## start

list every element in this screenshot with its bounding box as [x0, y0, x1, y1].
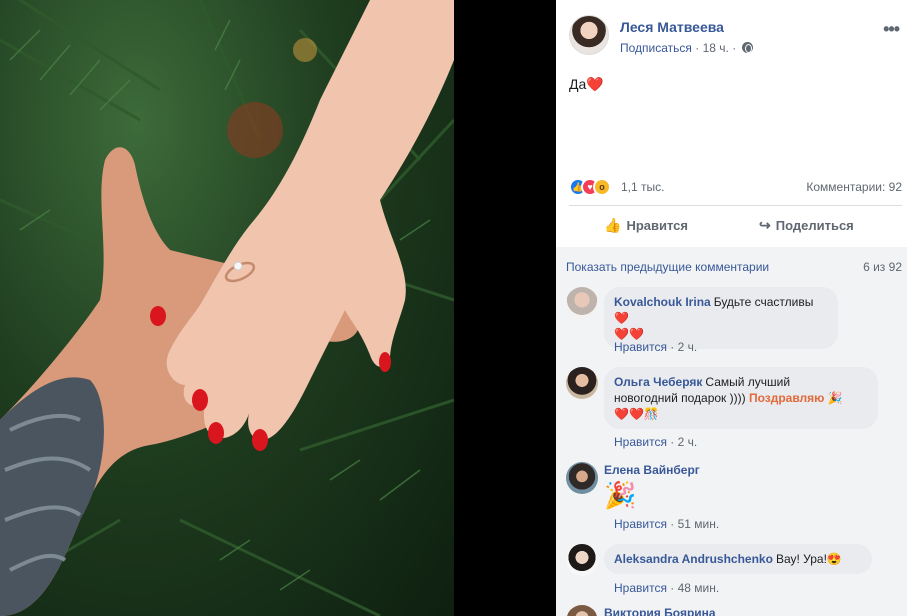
- comment-like-link[interactable]: Нравится: [614, 340, 667, 354]
- divider: [569, 205, 902, 206]
- share-icon: ↪: [759, 217, 771, 233]
- commenter-avatar[interactable]: [566, 605, 598, 616]
- comment-bubble: Виктория Боярина: [604, 605, 864, 616]
- comment-text: новогодний подарок )))): [614, 391, 746, 405]
- wow-reaction-icon: o: [593, 178, 611, 196]
- post-meta: Подписаться · 18 ч. ·: [620, 41, 753, 55]
- hashtag-congrats[interactable]: Поздравляю: [749, 391, 824, 405]
- post-time[interactable]: 18 ч.: [703, 41, 729, 55]
- comment-time[interactable]: 2 ч.: [678, 435, 698, 449]
- comment-text: Вау! Ура!😍: [775, 552, 842, 566]
- comment: Ольга Чеберяк Самый лучший новогодний под…: [566, 367, 896, 452]
- comment-bubble: Елена Вайнберг 🎉: [604, 462, 864, 512]
- comment-like-link[interactable]: Нравится: [614, 517, 667, 531]
- hands-with-ring-image: [0, 0, 454, 616]
- subscribe-link[interactable]: Подписаться: [620, 41, 692, 55]
- commenter-name[interactable]: Kovalchouk Irina: [614, 295, 711, 309]
- share-button[interactable]: ↪ Поделиться: [759, 217, 854, 234]
- author-avatar[interactable]: [569, 15, 609, 55]
- commenter-avatar[interactable]: [566, 462, 598, 494]
- like-button[interactable]: 👍 Нравится: [604, 217, 688, 234]
- comment-like-link[interactable]: Нравится: [614, 435, 667, 449]
- comment-bubble: Aleksandra Andrushchenko Вау! Ура!😍: [604, 544, 872, 574]
- comment: Виктория Боярина: [566, 605, 896, 616]
- post-actions: 👍 Нравится ↪ Поделиться: [569, 212, 902, 242]
- commenter-name[interactable]: Ольга Чеберяк: [614, 375, 702, 389]
- more-options-icon[interactable]: •••: [883, 19, 900, 40]
- reactions-bar: 👍 ♥ o 1,1 тыс. Комментарии: 92: [569, 178, 902, 196]
- comment-meta: Нравится · 2 ч.: [614, 340, 698, 354]
- comment-time[interactable]: 51 мин.: [678, 517, 720, 531]
- comment-text: ❤️❤️🎊: [614, 407, 659, 421]
- post-text: Да❤️: [569, 76, 604, 92]
- heart-emoji: ❤️: [586, 76, 604, 92]
- comment-meta: Нравится · 51 мин.: [614, 517, 720, 531]
- comment: Kovalchouk Irina Будьте счастливы ❤️ ❤️❤️…: [566, 287, 896, 357]
- comment: Елена Вайнберг 🎉 Нравится · 51 мин.: [566, 462, 896, 532]
- commenter-avatar[interactable]: [566, 287, 598, 319]
- comment-meta: Нравится · 2 ч.: [614, 435, 698, 449]
- thumbs-up-icon: 👍: [604, 217, 622, 233]
- post-sidebar: Леся Матвеева Подписаться · 18 ч. · ••• …: [556, 0, 907, 616]
- party-sticker-icon: 🎉: [604, 480, 637, 510]
- party-popper-icon: 🎉: [827, 391, 843, 405]
- commenter-name[interactable]: Виктория Боярина: [604, 606, 716, 616]
- commenter-avatar[interactable]: [566, 367, 598, 399]
- show-previous-comments-link[interactable]: Показать предыдущие комментарии: [566, 260, 769, 274]
- post-header: Леся Матвеева Подписаться · 18 ч. · •••: [569, 15, 900, 59]
- comments-section: Показать предыдущие комментарии 6 из 92 …: [556, 247, 907, 616]
- author-name[interactable]: Леся Матвеева: [620, 19, 724, 35]
- comment: Aleksandra Andrushchenko Вау! Ура!😍 Нрави…: [566, 544, 896, 599]
- commenter-name[interactable]: Елена Вайнберг: [604, 463, 700, 477]
- commenter-avatar[interactable]: [566, 544, 598, 576]
- comments-counter: 6 из 92: [863, 260, 902, 274]
- post-photo[interactable]: [0, 0, 454, 616]
- photo-letterbox: [454, 0, 556, 616]
- comment-meta: Нравится · 48 мин.: [614, 581, 720, 595]
- comments-count[interactable]: Комментарии: 92: [806, 180, 902, 194]
- comment-text: ❤️❤️: [614, 327, 644, 341]
- reactions-count[interactable]: 1,1 тыс.: [621, 180, 664, 194]
- comment-like-link[interactable]: Нравится: [614, 581, 667, 595]
- comment-time[interactable]: 2 ч.: [678, 340, 698, 354]
- commenter-name[interactable]: Aleksandra Andrushchenko: [614, 552, 773, 566]
- comment-time[interactable]: 48 мин.: [678, 581, 720, 595]
- globe-icon: [741, 42, 753, 53]
- comment-bubble: Ольга Чеберяк Самый лучший новогодний под…: [604, 367, 878, 429]
- comment-text: Самый лучший: [705, 375, 791, 389]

## end

Task instructions | Rewrite the entries above with every "comment-like-link" changed to "comment-like-button" and everything else left the same. Leave out the pictures.

The response |
list every element in this screenshot with its bounding box as [x0, y0, x1, y1].
- comment-like-button[interactable]: Нравится: [614, 340, 667, 354]
- divider: [569, 205, 902, 206]
- share-icon: ↪: [759, 217, 771, 233]
- commenter-avatar[interactable]: [566, 605, 598, 616]
- comment-bubble: Виктория Боярина: [604, 605, 864, 616]
- comment-text: новогодний подарок )))): [614, 391, 746, 405]
- wow-reaction-icon: o: [593, 178, 611, 196]
- post-meta: Подписаться · 18 ч. ·: [620, 41, 753, 55]
- hashtag-congrats[interactable]: Поздравляю: [749, 391, 824, 405]
- post-time[interactable]: 18 ч.: [703, 41, 729, 55]
- comment-time[interactable]: 2 ч.: [678, 435, 698, 449]
- comment-text: Вау! Ура!😍: [775, 552, 842, 566]
- comment: Ольга Чеберяк Самый лучший новогодний под…: [566, 367, 896, 452]
- comment-bubble: Елена Вайнберг 🎉: [604, 462, 864, 512]
- comment-like-button[interactable]: Нравится: [614, 517, 667, 531]
- hands-with-ring-image: [0, 0, 454, 616]
- subscribe-link[interactable]: Подписаться: [620, 41, 692, 55]
- commenter-name[interactable]: Kovalchouk Irina: [614, 295, 711, 309]
- share-button[interactable]: ↪ Поделиться: [759, 217, 854, 234]
- author-avatar[interactable]: [569, 15, 609, 55]
- commenter-avatar[interactable]: [566, 462, 598, 494]
- like-button[interactable]: 👍 Нравится: [604, 217, 688, 234]
- comment-like-button[interactable]: Нравится: [614, 435, 667, 449]
- comment-bubble: Aleksandra Andrushchenko Вау! Ура!😍: [604, 544, 872, 574]
- comment: Виктория Боярина: [566, 605, 896, 616]
- post-actions: 👍 Нравится ↪ Поделиться: [569, 212, 902, 242]
- commenter-name[interactable]: Ольга Чеберяк: [614, 375, 702, 389]
- more-options-icon[interactable]: •••: [883, 19, 900, 40]
- reactions-bar: 👍 ♥ o 1,1 тыс. Комментарии: 92: [569, 178, 902, 196]
- comment-meta: Нравится · 2 ч.: [614, 340, 698, 354]
- comment-time[interactable]: 51 мин.: [678, 517, 720, 531]
- comment-text: ❤️❤️🎊: [614, 407, 659, 421]
- post-text: Да❤️: [569, 76, 604, 92]
- heart-emoji: ❤️: [586, 76, 604, 92]
- comment-meta: Нравится · 51 мин.: [614, 517, 720, 531]
- comment: Kovalchouk Irina Будьте счастливы ❤️ ❤️❤️…: [566, 287, 896, 357]
- comment: Елена Вайнберг 🎉 Нравится · 51 мин.: [566, 462, 896, 532]
- commenter-avatar[interactable]: [566, 287, 598, 319]
- comment-meta: Нравится · 2 ч.: [614, 435, 698, 449]
- thumbs-up-icon: 👍: [604, 217, 622, 233]
- post-sidebar: Леся Матвеева Подписаться · 18 ч. · ••• …: [556, 0, 907, 616]
- party-sticker-icon: 🎉: [604, 480, 637, 510]
- party-popper-icon: 🎉: [827, 391, 843, 405]
- commenter-name[interactable]: Виктория Боярина: [604, 606, 716, 616]
- commenter-avatar[interactable]: [566, 367, 598, 399]
- show-previous-comments-link[interactable]: Показать предыдущие комментарии: [566, 260, 769, 274]
- post-header: Леся Матвеева Подписаться · 18 ч. · •••: [569, 15, 900, 59]
- comments-section: Показать предыдущие комментарии 6 из 92 …: [556, 247, 907, 616]
- author-name[interactable]: Леся Матвеева: [620, 19, 724, 35]
- comment: Aleksandra Andrushchenko Вау! Ура!😍 Нрави…: [566, 544, 896, 599]
- commenter-name[interactable]: Елена Вайнберг: [604, 463, 700, 477]
- commenter-avatar[interactable]: [566, 544, 598, 576]
- comments-counter: 6 из 92: [863, 260, 902, 274]
- post-photo[interactable]: [0, 0, 454, 616]
- photo-letterbox: [454, 0, 556, 616]
- comment-meta: Нравится · 48 мин.: [614, 581, 720, 595]
- comments-count[interactable]: Комментарии: 92: [806, 180, 902, 194]
- comment-text: ❤️❤️: [614, 327, 644, 341]
- reactions-count[interactable]: 1,1 тыс.: [621, 180, 664, 194]
- comment-like-button[interactable]: Нравится: [614, 581, 667, 595]
- comment-time[interactable]: 2 ч.: [678, 340, 698, 354]
- commenter-name[interactable]: Aleksandra Andrushchenko: [614, 552, 773, 566]
- comment-time[interactable]: 48 мин.: [678, 581, 720, 595]
- globe-icon: [741, 42, 753, 53]
- comment-bubble: Ольга Чеберяк Самый лучший новогодний под…: [604, 367, 878, 429]
- comment-text: Самый лучший: [705, 375, 791, 389]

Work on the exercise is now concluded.